_Instruction_
Copy each line that contains the word "this".

_Entries provided_
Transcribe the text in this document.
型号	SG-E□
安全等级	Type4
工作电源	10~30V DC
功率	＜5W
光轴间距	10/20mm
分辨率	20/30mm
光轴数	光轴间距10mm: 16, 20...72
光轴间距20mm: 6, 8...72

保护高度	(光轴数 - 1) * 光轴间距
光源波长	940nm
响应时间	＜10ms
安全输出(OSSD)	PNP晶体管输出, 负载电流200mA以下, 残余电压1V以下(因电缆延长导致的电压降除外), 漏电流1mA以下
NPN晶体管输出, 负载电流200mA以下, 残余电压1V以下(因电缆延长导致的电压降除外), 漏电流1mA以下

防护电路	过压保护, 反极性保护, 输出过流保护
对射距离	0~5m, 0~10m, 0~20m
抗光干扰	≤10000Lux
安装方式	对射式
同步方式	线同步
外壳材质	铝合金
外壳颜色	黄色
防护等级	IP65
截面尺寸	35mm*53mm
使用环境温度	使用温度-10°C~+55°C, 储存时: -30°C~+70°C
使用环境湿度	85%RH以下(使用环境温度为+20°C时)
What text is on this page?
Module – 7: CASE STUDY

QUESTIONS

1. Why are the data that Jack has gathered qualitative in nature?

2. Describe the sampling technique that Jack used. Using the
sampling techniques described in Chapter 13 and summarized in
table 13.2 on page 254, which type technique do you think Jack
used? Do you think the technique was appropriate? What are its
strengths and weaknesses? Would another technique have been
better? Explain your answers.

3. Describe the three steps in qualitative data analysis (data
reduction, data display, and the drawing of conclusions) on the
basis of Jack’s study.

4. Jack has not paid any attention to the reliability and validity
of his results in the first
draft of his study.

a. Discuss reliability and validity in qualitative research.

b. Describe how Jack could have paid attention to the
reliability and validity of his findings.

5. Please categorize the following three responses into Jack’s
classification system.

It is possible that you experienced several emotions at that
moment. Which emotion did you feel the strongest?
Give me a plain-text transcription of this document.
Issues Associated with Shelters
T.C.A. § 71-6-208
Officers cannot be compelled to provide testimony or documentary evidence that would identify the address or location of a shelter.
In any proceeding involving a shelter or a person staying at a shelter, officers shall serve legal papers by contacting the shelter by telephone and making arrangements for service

_Exercise response_
Transcribe the text in this document.
What text is on this page?
Give me a plain-text transcription of this document.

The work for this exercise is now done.